Your instructions: Tell how many lines carry the word "this"; the reply is the number and nothing else.

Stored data
□ □ □ □
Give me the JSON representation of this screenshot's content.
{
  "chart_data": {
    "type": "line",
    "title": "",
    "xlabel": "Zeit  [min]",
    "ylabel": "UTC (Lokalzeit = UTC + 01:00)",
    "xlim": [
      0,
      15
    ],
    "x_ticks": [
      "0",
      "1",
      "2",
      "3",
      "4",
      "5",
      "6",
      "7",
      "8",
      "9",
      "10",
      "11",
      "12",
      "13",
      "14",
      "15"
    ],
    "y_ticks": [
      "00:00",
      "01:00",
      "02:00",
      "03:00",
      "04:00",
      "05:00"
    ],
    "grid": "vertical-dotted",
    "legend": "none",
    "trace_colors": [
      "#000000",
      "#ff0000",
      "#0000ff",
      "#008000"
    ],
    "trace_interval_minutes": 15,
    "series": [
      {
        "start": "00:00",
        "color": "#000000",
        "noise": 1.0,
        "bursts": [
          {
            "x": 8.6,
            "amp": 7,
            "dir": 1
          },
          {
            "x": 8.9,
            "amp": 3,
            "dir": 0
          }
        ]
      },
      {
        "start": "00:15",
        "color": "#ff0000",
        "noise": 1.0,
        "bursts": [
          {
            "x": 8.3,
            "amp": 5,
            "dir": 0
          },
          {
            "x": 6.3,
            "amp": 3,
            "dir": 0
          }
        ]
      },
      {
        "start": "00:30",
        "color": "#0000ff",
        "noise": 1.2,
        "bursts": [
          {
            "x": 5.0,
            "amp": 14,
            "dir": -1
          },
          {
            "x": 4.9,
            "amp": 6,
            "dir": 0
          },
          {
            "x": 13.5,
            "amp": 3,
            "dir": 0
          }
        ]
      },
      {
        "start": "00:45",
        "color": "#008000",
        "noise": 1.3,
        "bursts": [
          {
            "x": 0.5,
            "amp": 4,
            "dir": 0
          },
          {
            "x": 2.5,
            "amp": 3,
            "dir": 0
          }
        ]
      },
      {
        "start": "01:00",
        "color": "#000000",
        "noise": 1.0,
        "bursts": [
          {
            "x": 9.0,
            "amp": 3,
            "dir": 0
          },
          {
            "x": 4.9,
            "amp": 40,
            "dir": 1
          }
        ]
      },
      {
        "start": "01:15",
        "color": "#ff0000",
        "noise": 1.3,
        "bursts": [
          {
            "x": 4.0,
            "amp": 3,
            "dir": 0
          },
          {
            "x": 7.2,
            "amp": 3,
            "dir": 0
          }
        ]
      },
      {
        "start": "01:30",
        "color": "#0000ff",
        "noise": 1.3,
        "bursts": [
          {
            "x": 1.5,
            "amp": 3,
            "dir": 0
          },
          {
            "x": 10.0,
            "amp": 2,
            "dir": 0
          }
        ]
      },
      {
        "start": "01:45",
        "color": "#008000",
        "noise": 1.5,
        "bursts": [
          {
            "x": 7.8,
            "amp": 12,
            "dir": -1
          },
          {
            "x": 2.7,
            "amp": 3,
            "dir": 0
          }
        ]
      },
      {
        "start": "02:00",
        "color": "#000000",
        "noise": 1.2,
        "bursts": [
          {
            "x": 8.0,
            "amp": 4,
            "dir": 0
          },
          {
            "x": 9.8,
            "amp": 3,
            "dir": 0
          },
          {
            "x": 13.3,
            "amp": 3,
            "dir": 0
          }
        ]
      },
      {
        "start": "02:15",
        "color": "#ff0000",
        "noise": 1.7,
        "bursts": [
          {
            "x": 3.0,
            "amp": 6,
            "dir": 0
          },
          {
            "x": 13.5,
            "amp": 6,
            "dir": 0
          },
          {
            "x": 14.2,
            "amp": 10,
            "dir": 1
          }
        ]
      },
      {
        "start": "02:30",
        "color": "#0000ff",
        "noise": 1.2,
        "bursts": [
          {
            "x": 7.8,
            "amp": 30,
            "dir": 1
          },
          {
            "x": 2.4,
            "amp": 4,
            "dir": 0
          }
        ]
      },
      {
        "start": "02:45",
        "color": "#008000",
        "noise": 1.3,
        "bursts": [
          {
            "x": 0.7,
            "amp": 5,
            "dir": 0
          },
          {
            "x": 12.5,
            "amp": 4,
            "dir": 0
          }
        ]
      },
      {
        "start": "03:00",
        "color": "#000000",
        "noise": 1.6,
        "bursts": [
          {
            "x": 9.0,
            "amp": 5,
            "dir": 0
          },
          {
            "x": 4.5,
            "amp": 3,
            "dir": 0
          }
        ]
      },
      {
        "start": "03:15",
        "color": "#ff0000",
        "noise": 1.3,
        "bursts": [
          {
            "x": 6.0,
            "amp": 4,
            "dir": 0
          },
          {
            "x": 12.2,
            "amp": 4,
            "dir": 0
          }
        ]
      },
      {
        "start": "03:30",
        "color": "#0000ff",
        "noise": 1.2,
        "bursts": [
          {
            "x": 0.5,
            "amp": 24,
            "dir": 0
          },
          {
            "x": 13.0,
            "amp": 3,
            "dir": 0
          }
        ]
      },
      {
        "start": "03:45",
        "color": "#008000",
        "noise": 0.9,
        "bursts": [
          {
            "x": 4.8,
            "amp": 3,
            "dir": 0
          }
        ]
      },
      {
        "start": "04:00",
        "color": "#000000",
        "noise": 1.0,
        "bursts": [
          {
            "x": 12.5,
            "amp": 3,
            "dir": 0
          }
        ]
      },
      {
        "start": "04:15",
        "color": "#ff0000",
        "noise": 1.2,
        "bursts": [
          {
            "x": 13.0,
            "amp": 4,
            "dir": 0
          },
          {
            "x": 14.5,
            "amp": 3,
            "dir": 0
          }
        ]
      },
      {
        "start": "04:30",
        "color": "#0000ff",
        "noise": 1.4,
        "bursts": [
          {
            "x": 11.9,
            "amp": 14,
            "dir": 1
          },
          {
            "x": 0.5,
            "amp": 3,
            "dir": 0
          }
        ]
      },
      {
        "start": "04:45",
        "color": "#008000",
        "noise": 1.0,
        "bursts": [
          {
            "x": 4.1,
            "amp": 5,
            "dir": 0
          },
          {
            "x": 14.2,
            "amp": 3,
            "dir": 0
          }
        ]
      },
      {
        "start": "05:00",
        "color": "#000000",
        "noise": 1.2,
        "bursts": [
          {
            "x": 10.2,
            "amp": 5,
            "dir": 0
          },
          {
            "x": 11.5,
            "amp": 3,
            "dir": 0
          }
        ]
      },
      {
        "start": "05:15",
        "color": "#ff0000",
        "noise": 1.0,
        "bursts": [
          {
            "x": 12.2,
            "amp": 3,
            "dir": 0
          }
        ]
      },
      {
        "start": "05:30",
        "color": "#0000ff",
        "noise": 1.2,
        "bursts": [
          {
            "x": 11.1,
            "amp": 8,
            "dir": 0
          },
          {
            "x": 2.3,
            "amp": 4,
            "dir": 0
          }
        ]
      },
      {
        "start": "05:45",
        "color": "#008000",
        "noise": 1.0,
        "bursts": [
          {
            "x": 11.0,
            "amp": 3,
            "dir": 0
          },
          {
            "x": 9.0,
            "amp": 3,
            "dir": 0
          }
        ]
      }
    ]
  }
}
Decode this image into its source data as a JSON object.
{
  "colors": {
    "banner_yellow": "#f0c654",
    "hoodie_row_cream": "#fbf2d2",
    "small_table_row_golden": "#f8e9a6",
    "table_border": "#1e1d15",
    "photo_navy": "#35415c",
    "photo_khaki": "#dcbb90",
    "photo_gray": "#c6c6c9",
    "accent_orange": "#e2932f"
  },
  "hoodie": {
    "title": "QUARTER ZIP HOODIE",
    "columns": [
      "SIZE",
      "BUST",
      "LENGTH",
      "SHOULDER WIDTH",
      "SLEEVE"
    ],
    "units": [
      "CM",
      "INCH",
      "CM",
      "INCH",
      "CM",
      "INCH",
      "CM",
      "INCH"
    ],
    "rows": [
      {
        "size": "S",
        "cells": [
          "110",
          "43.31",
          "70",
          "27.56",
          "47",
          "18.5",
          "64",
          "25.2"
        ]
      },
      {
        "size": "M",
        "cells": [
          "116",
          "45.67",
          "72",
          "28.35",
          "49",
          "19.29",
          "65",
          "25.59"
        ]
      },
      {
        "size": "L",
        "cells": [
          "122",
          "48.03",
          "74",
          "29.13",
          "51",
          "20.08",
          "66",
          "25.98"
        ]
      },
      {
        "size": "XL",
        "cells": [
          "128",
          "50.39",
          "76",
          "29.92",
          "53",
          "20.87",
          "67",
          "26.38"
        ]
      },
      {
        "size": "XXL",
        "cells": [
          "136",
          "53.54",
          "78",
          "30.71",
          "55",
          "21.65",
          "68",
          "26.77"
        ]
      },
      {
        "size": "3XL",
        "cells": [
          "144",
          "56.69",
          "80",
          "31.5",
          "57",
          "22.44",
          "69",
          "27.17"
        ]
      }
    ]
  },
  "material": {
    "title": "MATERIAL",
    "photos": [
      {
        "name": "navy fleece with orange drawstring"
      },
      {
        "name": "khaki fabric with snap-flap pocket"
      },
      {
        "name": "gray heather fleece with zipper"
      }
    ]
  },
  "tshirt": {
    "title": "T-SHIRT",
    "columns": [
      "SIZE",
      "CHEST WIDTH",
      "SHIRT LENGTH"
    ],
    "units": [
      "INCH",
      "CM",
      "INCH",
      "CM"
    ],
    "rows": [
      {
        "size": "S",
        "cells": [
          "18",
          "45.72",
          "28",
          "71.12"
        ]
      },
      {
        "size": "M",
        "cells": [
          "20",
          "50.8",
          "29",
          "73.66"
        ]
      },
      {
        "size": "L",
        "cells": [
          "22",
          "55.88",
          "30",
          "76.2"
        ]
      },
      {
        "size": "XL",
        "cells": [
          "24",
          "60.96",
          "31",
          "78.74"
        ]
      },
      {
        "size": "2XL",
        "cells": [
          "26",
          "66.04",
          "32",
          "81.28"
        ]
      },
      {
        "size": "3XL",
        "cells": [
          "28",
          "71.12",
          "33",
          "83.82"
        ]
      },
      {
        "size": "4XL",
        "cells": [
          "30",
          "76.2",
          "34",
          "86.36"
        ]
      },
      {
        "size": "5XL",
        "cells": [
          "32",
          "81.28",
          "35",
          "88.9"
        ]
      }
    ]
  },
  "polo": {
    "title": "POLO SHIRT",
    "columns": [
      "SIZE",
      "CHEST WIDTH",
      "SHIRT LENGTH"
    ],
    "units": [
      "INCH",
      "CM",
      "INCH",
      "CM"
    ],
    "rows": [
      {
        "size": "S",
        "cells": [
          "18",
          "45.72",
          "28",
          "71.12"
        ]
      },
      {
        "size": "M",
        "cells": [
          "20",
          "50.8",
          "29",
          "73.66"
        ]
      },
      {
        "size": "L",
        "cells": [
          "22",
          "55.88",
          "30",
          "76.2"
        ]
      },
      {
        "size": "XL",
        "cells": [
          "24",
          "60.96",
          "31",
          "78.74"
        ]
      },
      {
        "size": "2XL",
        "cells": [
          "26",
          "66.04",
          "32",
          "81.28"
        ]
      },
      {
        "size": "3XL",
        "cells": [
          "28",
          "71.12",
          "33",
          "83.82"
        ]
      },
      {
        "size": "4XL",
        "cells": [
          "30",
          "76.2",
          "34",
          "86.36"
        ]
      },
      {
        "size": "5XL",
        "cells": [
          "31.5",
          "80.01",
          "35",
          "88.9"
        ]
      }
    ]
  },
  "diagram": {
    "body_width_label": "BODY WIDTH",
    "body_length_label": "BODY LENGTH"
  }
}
□ □ □ □
Written solution: 2